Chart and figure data
________________________________________

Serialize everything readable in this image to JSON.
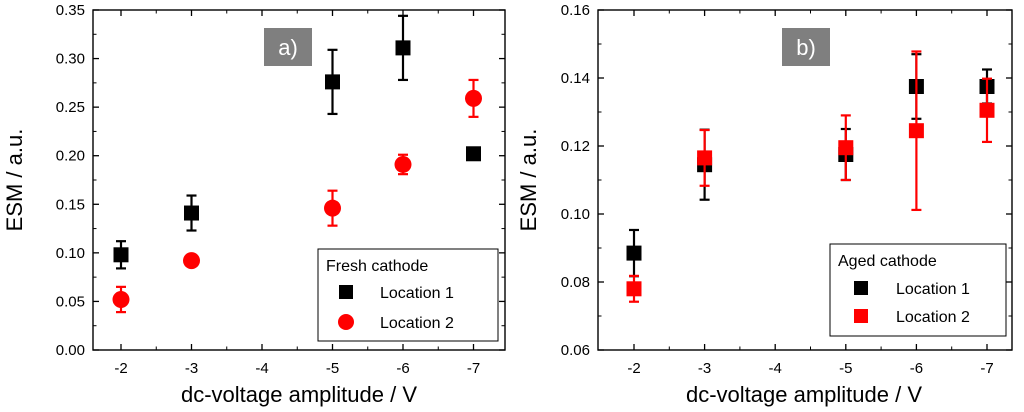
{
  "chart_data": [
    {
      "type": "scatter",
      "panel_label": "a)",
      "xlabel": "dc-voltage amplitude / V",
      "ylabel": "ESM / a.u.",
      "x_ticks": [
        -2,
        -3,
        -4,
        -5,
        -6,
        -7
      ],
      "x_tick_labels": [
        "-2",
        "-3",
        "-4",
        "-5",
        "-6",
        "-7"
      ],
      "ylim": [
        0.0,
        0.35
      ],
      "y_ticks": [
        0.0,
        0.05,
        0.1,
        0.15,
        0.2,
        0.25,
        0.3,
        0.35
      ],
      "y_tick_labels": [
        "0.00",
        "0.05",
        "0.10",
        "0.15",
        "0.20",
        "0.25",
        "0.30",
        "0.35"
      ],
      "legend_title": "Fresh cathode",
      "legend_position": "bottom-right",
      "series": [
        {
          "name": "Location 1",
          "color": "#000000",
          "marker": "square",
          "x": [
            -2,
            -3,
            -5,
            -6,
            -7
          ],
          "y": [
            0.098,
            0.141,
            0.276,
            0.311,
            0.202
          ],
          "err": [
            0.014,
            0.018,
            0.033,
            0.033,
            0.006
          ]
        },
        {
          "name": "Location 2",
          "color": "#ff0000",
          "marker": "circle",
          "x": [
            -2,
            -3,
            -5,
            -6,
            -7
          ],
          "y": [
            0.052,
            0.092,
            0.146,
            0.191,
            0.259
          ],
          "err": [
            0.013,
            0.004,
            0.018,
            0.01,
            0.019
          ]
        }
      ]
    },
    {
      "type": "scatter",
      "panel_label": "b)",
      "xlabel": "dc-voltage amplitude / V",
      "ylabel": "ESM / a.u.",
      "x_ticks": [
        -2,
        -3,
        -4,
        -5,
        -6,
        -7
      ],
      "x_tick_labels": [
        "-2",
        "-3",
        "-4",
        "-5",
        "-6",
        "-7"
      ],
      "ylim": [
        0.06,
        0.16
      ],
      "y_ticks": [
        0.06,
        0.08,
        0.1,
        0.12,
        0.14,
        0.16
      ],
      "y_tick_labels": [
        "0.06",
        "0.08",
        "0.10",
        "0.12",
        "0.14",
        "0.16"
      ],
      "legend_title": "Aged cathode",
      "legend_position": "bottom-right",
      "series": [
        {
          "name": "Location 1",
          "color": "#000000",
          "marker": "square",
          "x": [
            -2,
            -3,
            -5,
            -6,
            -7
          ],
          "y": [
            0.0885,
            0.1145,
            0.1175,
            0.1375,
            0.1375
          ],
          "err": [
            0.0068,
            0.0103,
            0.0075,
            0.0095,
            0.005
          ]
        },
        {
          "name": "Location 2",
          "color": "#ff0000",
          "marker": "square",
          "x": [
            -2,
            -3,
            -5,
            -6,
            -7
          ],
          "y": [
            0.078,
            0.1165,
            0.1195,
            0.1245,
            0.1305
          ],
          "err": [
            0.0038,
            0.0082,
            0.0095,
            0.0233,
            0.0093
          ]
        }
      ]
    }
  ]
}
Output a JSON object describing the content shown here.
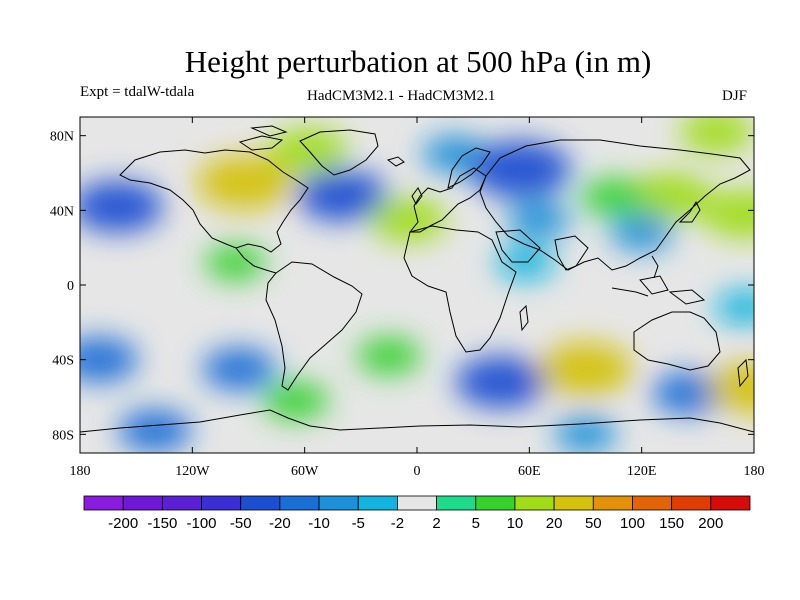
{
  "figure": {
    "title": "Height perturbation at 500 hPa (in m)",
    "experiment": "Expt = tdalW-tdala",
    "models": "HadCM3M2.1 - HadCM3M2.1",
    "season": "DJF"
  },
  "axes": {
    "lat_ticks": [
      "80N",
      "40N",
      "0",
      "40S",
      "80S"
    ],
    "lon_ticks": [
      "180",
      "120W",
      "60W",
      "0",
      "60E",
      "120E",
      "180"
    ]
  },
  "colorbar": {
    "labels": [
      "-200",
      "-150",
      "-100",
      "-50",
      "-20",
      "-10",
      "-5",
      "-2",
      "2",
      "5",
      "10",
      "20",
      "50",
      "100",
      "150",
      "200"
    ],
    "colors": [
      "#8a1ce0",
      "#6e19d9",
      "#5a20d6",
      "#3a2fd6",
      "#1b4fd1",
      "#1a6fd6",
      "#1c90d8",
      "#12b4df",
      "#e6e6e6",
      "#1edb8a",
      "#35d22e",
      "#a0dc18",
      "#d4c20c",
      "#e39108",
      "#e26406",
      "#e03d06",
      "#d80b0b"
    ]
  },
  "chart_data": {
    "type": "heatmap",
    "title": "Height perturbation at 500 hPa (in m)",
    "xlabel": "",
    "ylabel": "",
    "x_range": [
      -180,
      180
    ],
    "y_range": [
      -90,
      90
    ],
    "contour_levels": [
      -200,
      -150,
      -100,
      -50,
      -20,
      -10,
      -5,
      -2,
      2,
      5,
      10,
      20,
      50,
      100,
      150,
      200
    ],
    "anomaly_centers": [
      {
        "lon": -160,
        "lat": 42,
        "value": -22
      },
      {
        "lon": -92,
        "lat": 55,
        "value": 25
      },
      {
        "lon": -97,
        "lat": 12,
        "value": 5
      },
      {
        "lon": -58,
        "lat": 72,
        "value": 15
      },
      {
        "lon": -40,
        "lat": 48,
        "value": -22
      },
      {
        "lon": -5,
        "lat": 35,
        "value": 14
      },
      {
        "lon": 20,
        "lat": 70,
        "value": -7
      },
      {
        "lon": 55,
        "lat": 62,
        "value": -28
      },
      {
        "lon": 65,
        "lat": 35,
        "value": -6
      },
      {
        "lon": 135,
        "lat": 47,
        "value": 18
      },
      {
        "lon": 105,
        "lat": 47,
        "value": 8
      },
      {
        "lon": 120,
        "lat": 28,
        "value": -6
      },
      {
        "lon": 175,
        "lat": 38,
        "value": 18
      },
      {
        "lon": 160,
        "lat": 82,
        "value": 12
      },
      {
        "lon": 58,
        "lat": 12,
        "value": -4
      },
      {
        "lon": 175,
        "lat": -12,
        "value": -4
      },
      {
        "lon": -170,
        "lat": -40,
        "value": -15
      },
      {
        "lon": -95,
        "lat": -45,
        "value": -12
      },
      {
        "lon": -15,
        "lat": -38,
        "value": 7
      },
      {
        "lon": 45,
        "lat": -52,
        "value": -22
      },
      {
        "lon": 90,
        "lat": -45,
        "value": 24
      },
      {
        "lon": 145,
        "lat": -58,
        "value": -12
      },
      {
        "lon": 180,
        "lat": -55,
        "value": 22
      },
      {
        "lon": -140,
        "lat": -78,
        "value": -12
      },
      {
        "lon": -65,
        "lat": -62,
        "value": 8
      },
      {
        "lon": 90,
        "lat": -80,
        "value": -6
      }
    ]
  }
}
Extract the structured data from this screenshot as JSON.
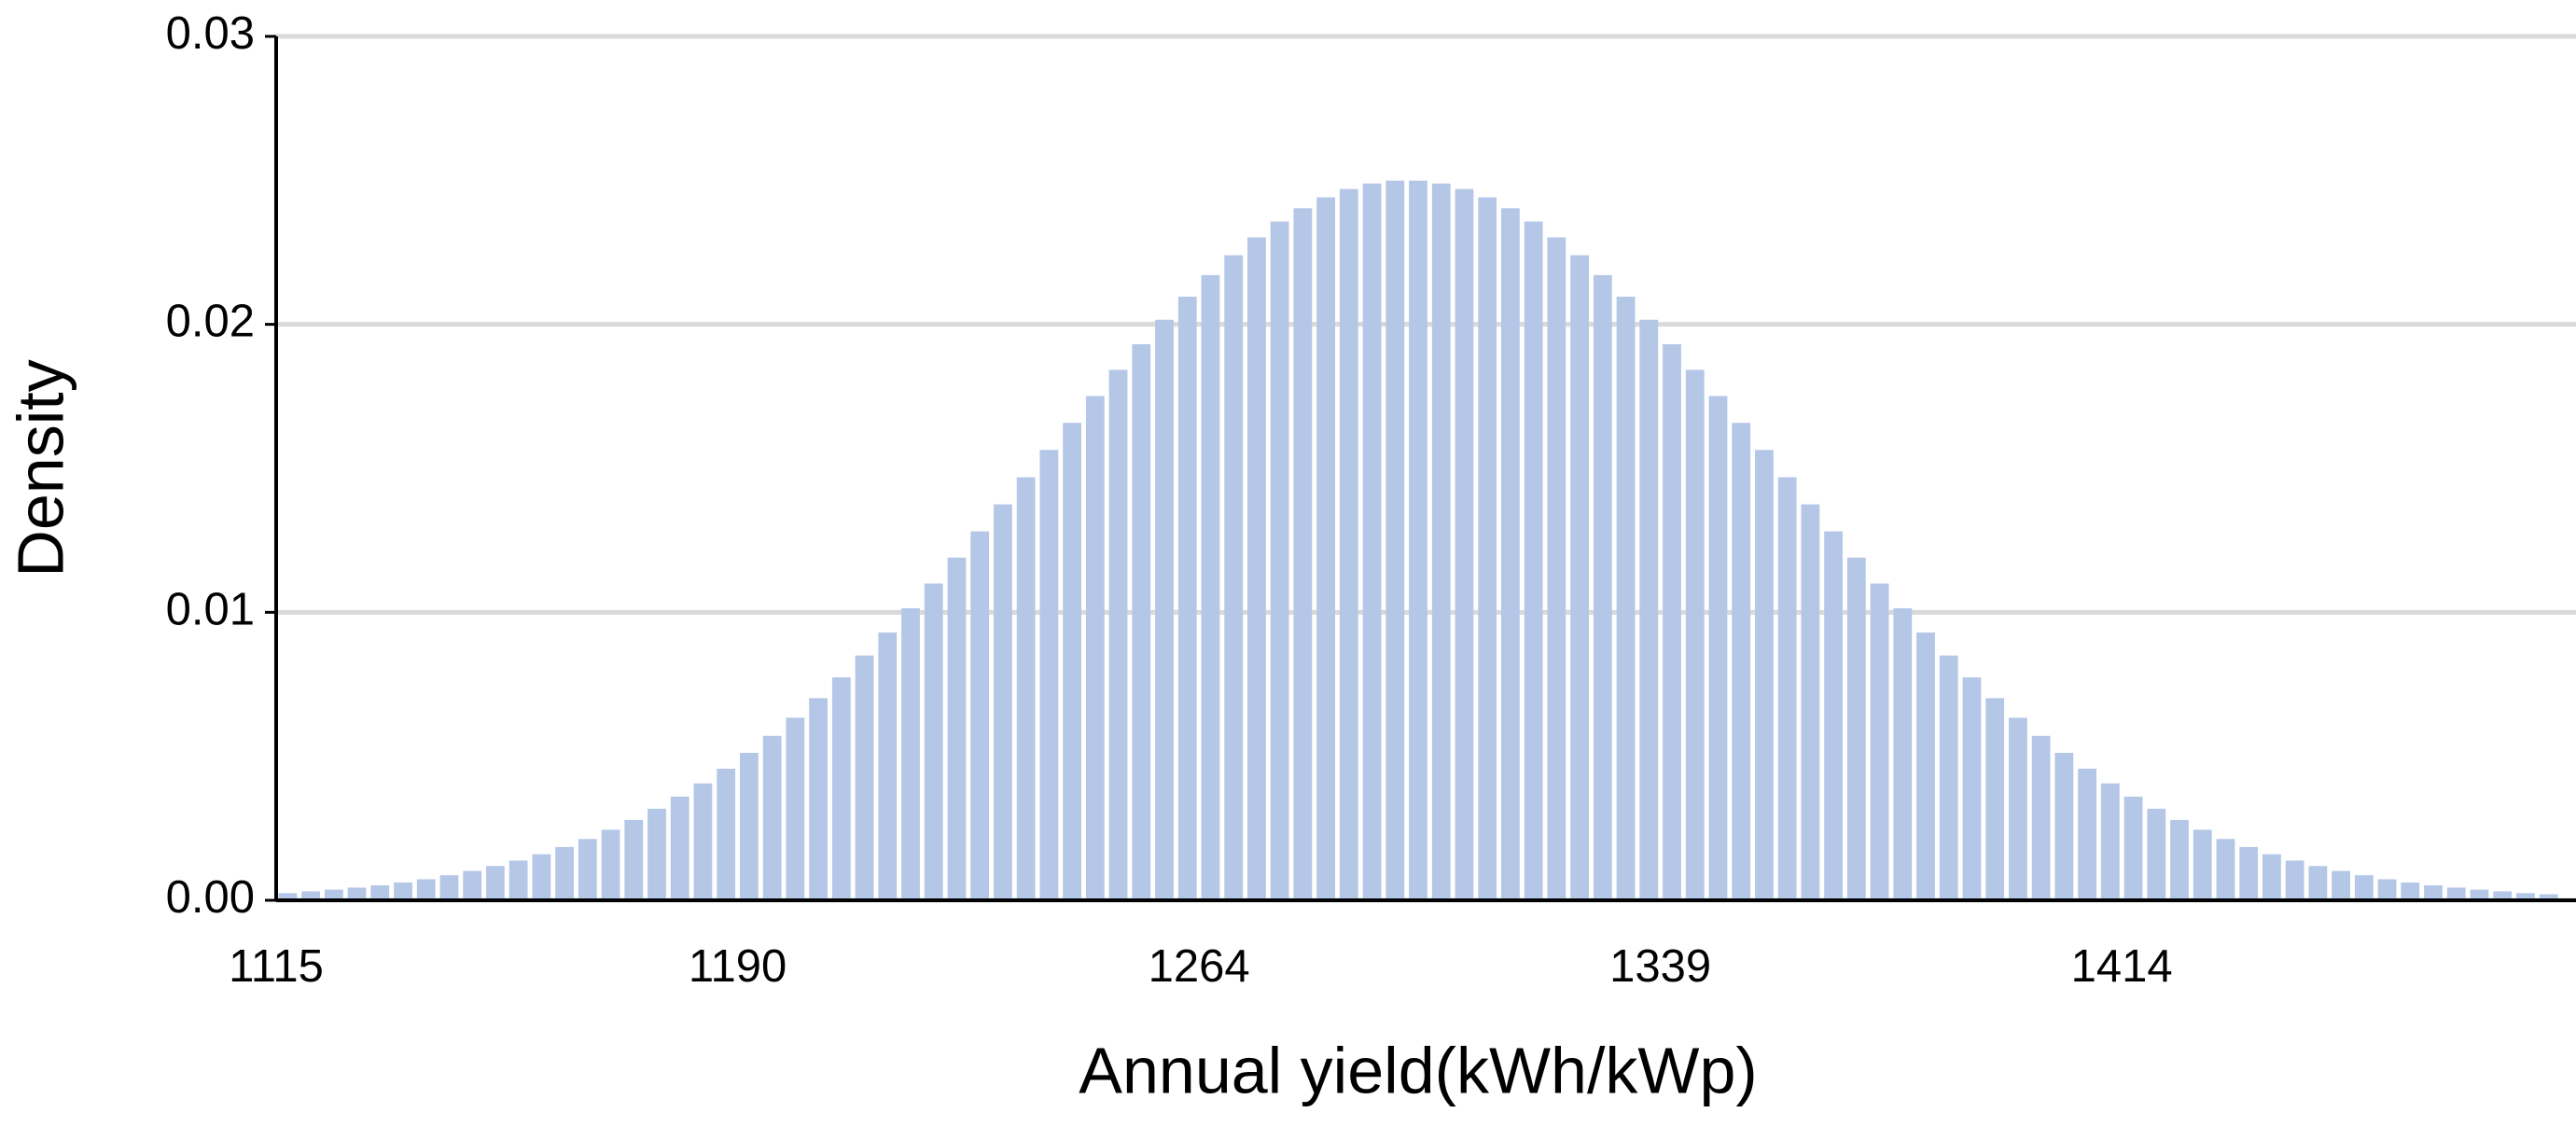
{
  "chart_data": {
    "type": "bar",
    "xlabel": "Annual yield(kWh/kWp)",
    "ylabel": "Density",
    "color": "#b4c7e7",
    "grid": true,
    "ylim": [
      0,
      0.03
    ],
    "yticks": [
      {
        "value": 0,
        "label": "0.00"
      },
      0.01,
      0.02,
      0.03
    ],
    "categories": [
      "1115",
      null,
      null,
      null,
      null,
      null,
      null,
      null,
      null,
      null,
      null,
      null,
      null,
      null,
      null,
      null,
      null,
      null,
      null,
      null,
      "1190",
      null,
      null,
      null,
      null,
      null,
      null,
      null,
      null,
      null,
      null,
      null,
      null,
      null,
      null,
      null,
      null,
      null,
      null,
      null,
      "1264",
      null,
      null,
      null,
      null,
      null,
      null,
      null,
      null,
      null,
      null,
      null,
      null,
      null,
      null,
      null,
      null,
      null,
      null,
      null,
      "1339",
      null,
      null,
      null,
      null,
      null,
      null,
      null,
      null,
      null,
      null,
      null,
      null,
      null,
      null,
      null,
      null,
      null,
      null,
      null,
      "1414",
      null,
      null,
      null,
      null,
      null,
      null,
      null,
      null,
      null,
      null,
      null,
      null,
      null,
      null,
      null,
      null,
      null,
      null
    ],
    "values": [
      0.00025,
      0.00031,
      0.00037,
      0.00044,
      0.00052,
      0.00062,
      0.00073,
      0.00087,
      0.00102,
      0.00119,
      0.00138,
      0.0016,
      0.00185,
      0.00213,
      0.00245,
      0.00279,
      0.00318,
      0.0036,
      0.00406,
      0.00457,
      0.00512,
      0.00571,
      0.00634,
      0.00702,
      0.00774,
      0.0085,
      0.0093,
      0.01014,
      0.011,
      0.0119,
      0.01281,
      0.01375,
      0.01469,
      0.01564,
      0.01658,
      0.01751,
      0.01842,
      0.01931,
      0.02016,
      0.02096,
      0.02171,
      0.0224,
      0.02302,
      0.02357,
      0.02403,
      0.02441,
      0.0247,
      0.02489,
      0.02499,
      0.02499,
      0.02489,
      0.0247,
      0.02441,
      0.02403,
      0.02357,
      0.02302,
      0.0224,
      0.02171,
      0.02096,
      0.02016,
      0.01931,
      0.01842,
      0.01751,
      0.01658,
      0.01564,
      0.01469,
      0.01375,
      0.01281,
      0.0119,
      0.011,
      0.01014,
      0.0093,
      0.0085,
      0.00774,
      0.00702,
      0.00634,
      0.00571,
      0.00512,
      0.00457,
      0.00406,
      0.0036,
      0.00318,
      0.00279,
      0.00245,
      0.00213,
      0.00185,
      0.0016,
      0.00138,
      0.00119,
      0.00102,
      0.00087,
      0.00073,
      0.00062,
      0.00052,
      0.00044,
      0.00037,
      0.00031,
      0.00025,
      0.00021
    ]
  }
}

________________________________________

Task statement - Give the number of lines in the records above that contain the word "this". Reply with that number alone.

The reply - 2